[Figure contents as structured data]
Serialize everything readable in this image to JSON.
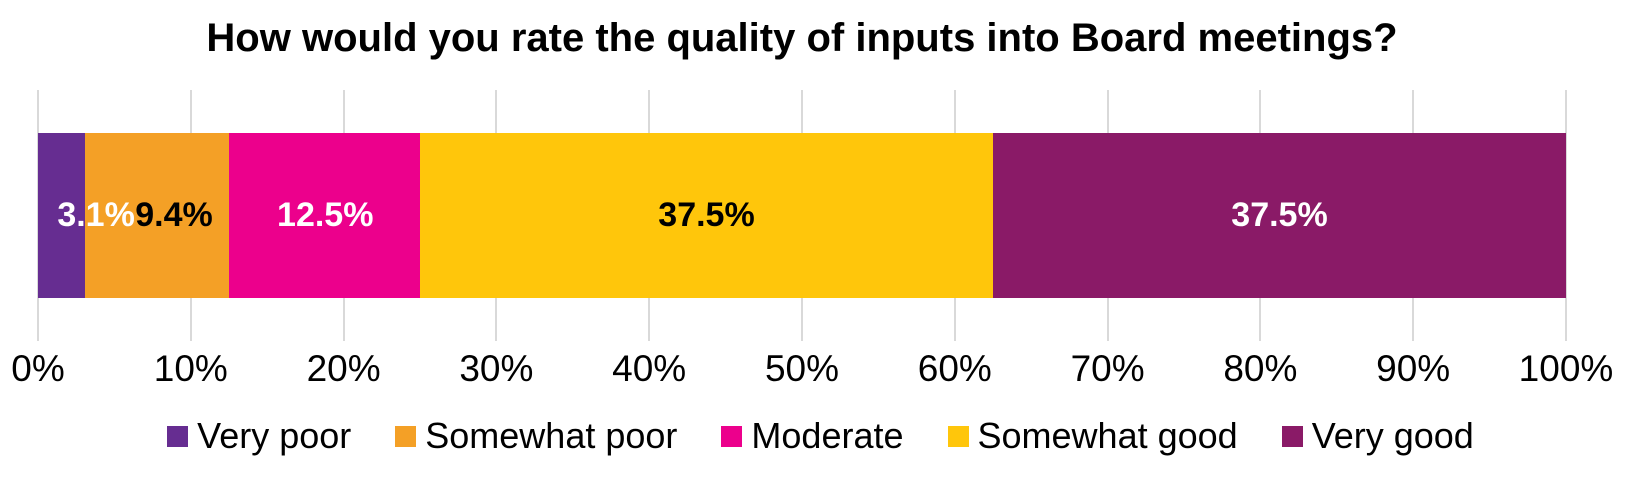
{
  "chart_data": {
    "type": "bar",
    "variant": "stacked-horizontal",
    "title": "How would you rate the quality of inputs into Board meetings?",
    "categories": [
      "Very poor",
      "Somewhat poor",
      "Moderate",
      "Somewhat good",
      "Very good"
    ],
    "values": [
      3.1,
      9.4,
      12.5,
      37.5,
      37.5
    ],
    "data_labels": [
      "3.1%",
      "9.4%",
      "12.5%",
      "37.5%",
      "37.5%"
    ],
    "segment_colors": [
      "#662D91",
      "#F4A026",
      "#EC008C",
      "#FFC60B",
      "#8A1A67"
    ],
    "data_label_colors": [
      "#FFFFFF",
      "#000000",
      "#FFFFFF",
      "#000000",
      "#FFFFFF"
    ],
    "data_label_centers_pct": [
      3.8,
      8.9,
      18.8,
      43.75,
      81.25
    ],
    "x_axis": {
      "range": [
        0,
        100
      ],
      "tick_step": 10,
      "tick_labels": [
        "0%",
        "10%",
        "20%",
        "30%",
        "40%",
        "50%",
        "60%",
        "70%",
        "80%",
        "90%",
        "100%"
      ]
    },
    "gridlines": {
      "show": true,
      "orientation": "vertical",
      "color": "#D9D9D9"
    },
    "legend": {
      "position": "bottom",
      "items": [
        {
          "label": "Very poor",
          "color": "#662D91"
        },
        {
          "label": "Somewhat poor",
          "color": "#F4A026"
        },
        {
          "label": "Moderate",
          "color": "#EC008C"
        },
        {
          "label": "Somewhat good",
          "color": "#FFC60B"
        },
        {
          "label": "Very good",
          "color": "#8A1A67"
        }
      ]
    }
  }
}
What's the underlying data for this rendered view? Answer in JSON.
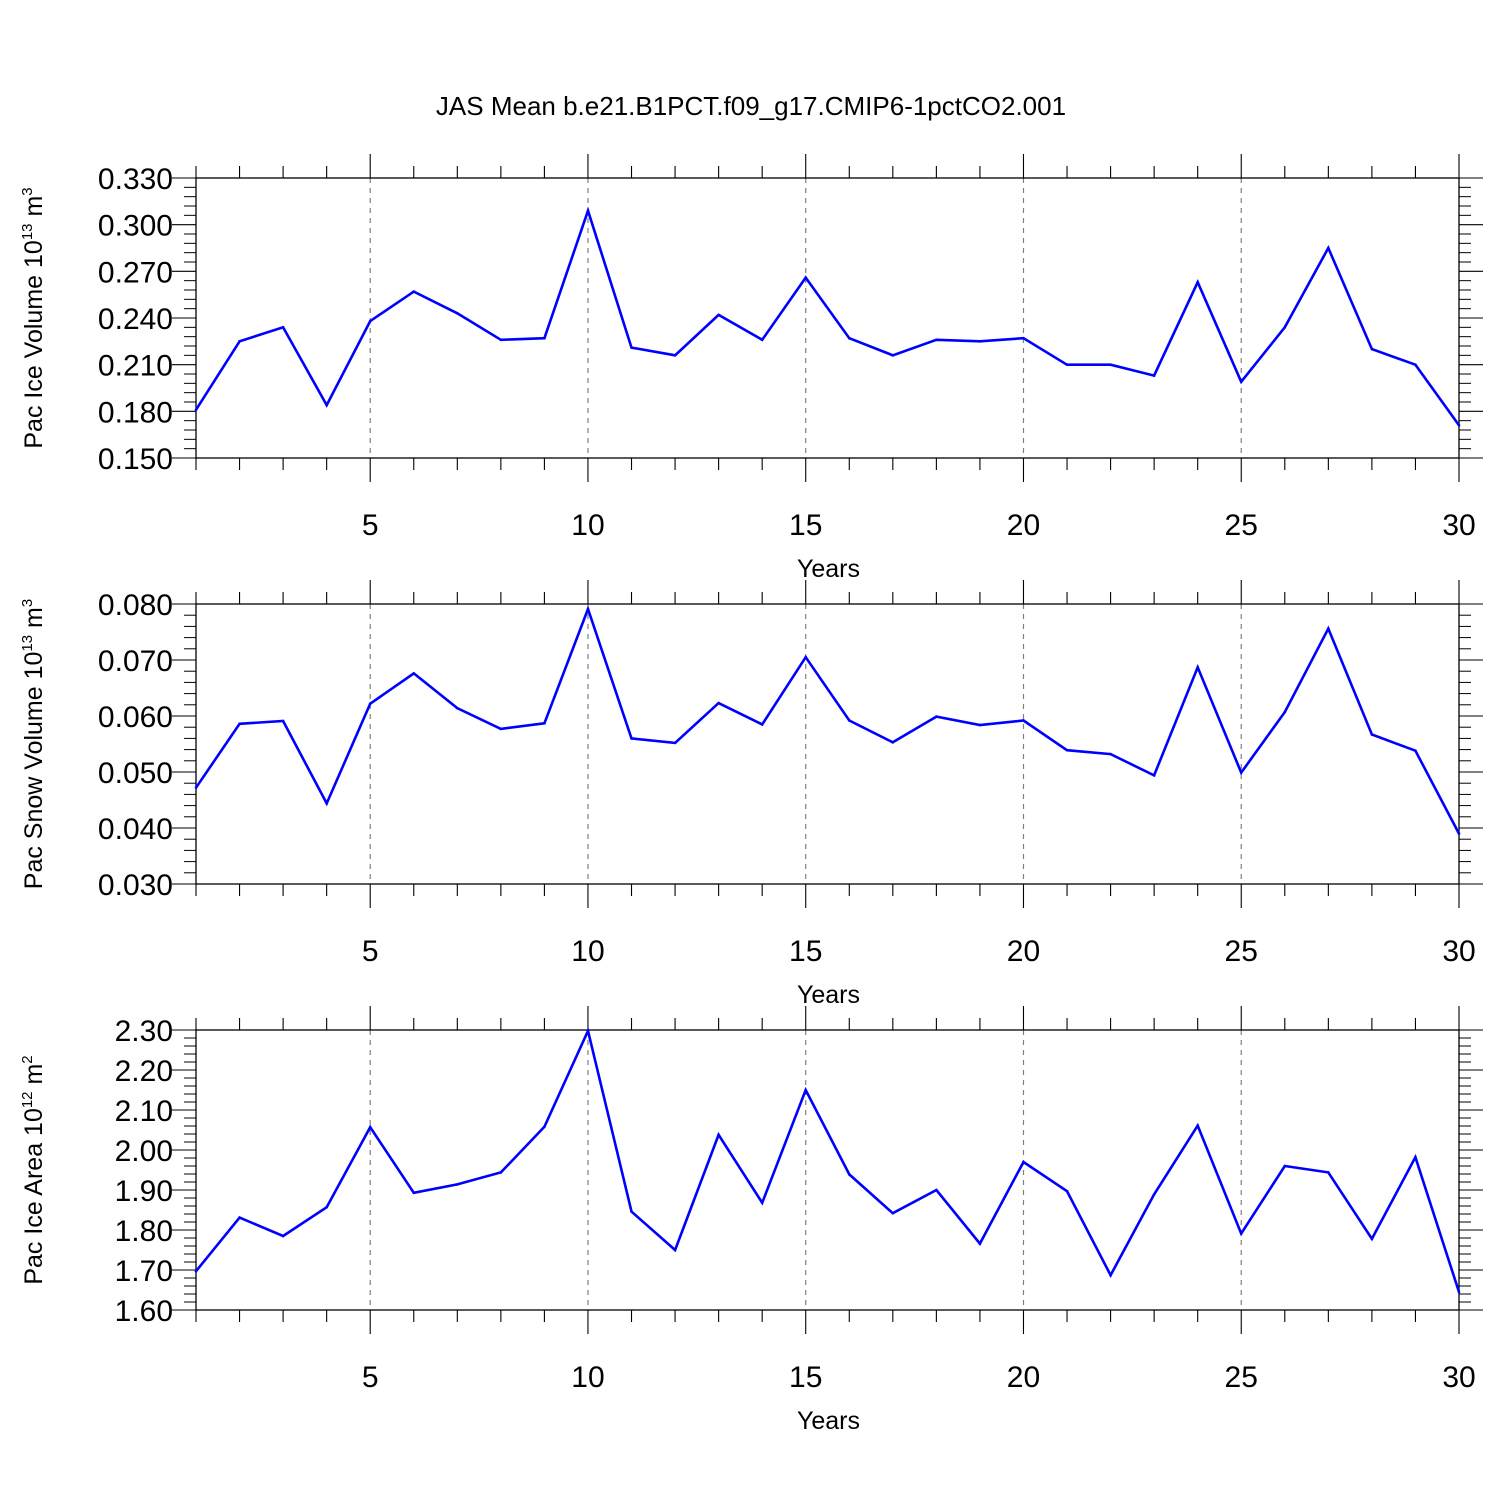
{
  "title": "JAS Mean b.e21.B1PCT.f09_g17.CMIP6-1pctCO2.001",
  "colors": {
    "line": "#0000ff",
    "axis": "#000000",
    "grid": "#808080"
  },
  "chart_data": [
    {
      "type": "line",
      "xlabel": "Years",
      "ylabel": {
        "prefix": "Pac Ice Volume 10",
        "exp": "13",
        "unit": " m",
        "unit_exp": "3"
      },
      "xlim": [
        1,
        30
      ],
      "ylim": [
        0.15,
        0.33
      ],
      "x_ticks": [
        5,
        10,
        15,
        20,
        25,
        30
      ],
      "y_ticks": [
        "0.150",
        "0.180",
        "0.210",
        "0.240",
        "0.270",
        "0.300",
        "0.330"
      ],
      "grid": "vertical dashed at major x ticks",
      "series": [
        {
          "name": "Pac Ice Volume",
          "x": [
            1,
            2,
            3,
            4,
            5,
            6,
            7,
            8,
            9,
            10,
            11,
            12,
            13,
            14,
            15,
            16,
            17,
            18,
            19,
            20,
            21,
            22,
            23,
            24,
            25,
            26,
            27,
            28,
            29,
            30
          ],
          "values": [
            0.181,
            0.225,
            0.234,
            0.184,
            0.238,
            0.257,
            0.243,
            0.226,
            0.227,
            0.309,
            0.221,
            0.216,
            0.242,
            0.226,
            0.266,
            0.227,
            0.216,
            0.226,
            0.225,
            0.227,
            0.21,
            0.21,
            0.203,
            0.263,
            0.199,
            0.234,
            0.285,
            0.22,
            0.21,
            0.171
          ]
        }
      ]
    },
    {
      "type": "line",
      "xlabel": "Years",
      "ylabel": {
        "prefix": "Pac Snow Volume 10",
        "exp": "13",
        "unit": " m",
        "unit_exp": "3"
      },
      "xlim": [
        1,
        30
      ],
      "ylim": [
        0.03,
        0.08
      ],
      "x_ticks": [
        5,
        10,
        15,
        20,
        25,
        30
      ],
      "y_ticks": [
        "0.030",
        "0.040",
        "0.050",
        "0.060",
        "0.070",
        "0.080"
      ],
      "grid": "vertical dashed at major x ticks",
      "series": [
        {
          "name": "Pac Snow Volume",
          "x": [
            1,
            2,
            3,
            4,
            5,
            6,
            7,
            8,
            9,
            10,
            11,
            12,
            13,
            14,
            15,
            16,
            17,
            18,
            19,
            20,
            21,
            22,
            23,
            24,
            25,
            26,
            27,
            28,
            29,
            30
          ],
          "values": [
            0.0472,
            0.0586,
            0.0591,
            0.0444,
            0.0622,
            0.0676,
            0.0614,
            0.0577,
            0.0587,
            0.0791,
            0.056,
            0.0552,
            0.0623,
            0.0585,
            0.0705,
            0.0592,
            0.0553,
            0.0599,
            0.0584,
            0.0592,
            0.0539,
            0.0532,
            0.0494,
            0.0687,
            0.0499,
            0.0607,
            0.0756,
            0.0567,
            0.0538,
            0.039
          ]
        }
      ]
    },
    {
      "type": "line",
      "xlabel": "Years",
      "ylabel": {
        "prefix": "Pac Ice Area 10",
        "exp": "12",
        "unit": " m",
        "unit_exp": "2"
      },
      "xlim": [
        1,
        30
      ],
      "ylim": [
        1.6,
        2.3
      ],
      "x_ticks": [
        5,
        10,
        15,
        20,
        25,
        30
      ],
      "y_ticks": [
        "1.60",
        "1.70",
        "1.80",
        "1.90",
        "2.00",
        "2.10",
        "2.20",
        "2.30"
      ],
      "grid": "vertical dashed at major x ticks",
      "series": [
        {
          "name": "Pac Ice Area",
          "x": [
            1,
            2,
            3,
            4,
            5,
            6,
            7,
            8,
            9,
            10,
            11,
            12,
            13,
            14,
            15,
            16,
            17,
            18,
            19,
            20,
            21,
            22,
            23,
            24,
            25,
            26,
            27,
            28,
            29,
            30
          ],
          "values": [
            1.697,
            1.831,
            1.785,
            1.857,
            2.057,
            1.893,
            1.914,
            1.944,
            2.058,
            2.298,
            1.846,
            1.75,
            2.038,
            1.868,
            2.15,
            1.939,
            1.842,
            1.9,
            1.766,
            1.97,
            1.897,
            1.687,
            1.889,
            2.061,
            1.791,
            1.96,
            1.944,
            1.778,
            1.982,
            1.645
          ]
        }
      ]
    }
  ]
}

= WHAT TO WORK ON =
Extract every line of the data exactly; pictures stay out.

= REPLY TO THE TASK =
Serialize everything readable in this image to JSON.
{
  "chart_data": {
    "type": "bar",
    "variant": "stacked-horizontal",
    "title": "How would you rate the quality of inputs into Board meetings?",
    "categories": [
      "Very poor",
      "Somewhat poor",
      "Moderate",
      "Somewhat good",
      "Very good"
    ],
    "values": [
      3.1,
      9.4,
      12.5,
      37.5,
      37.5
    ],
    "data_labels": [
      "3.1%",
      "9.4%",
      "12.5%",
      "37.5%",
      "37.5%"
    ],
    "segment_colors": [
      "#662D91",
      "#F4A026",
      "#EC008C",
      "#FFC60B",
      "#8A1A67"
    ],
    "data_label_colors": [
      "#FFFFFF",
      "#000000",
      "#FFFFFF",
      "#000000",
      "#FFFFFF"
    ],
    "data_label_centers_pct": [
      3.8,
      8.9,
      18.8,
      43.75,
      81.25
    ],
    "x_axis": {
      "range": [
        0,
        100
      ],
      "tick_step": 10,
      "tick_labels": [
        "0%",
        "10%",
        "20%",
        "30%",
        "40%",
        "50%",
        "60%",
        "70%",
        "80%",
        "90%",
        "100%"
      ]
    },
    "gridlines": {
      "show": true,
      "orientation": "vertical",
      "color": "#D9D9D9"
    },
    "legend": {
      "position": "bottom",
      "items": [
        {
          "label": "Very poor",
          "color": "#662D91"
        },
        {
          "label": "Somewhat poor",
          "color": "#F4A026"
        },
        {
          "label": "Moderate",
          "color": "#EC008C"
        },
        {
          "label": "Somewhat good",
          "color": "#FFC60B"
        },
        {
          "label": "Very good",
          "color": "#8A1A67"
        }
      ]
    }
  }
}
What's the underlying data for this rendered view? Answer in JSON.
{
  "title": "JAS Mean b.e21.B1PCT.f09_g17.CMIP6-1pctCO2.001",
  "colors": {
    "line": "#0000ff",
    "axis": "#000000",
    "grid": "#808080"
  },
  "chart_data": [
    {
      "type": "line",
      "xlabel": "Years",
      "ylabel": {
        "prefix": "Pac Ice Volume 10",
        "exp": "13",
        "unit": " m",
        "unit_exp": "3"
      },
      "xlim": [
        1,
        30
      ],
      "ylim": [
        0.15,
        0.33
      ],
      "x_ticks": [
        5,
        10,
        15,
        20,
        25,
        30
      ],
      "y_ticks": [
        "0.150",
        "0.180",
        "0.210",
        "0.240",
        "0.270",
        "0.300",
        "0.330"
      ],
      "grid": "vertical dashed at major x ticks",
      "series": [
        {
          "name": "Pac Ice Volume",
          "x": [
            1,
            2,
            3,
            4,
            5,
            6,
            7,
            8,
            9,
            10,
            11,
            12,
            13,
            14,
            15,
            16,
            17,
            18,
            19,
            20,
            21,
            22,
            23,
            24,
            25,
            26,
            27,
            28,
            29,
            30
          ],
          "values": [
            0.181,
            0.225,
            0.234,
            0.184,
            0.238,
            0.257,
            0.243,
            0.226,
            0.227,
            0.309,
            0.221,
            0.216,
            0.242,
            0.226,
            0.266,
            0.227,
            0.216,
            0.226,
            0.225,
            0.227,
            0.21,
            0.21,
            0.203,
            0.263,
            0.199,
            0.234,
            0.285,
            0.22,
            0.21,
            0.171
          ]
        }
      ]
    },
    {
      "type": "line",
      "xlabel": "Years",
      "ylabel": {
        "prefix": "Pac Snow Volume 10",
        "exp": "13",
        "unit": " m",
        "unit_exp": "3"
      },
      "xlim": [
        1,
        30
      ],
      "ylim": [
        0.03,
        0.08
      ],
      "x_ticks": [
        5,
        10,
        15,
        20,
        25,
        30
      ],
      "y_ticks": [
        "0.030",
        "0.040",
        "0.050",
        "0.060",
        "0.070",
        "0.080"
      ],
      "grid": "vertical dashed at major x ticks",
      "series": [
        {
          "name": "Pac Snow Volume",
          "x": [
            1,
            2,
            3,
            4,
            5,
            6,
            7,
            8,
            9,
            10,
            11,
            12,
            13,
            14,
            15,
            16,
            17,
            18,
            19,
            20,
            21,
            22,
            23,
            24,
            25,
            26,
            27,
            28,
            29,
            30
          ],
          "values": [
            0.0472,
            0.0586,
            0.0591,
            0.0444,
            0.0622,
            0.0676,
            0.0614,
            0.0577,
            0.0587,
            0.0791,
            0.056,
            0.0552,
            0.0623,
            0.0585,
            0.0705,
            0.0592,
            0.0553,
            0.0599,
            0.0584,
            0.0592,
            0.0539,
            0.0532,
            0.0494,
            0.0687,
            0.0499,
            0.0607,
            0.0756,
            0.0567,
            0.0538,
            0.039
          ]
        }
      ]
    },
    {
      "type": "line",
      "xlabel": "Years",
      "ylabel": {
        "prefix": "Pac Ice Area 10",
        "exp": "12",
        "unit": " m",
        "unit_exp": "2"
      },
      "xlim": [
        1,
        30
      ],
      "ylim": [
        1.6,
        2.3
      ],
      "x_ticks": [
        5,
        10,
        15,
        20,
        25,
        30
      ],
      "y_ticks": [
        "1.60",
        "1.70",
        "1.80",
        "1.90",
        "2.00",
        "2.10",
        "2.20",
        "2.30"
      ],
      "grid": "vertical dashed at major x ticks",
      "series": [
        {
          "name": "Pac Ice Area",
          "x": [
            1,
            2,
            3,
            4,
            5,
            6,
            7,
            8,
            9,
            10,
            11,
            12,
            13,
            14,
            15,
            16,
            17,
            18,
            19,
            20,
            21,
            22,
            23,
            24,
            25,
            26,
            27,
            28,
            29,
            30
          ],
          "values": [
            1.697,
            1.831,
            1.785,
            1.857,
            2.057,
            1.893,
            1.914,
            1.944,
            2.058,
            2.298,
            1.846,
            1.75,
            2.038,
            1.868,
            2.15,
            1.939,
            1.842,
            1.9,
            1.766,
            1.97,
            1.897,
            1.687,
            1.889,
            2.061,
            1.791,
            1.96,
            1.944,
            1.778,
            1.982,
            1.645
          ]
        }
      ]
    }
  ]
}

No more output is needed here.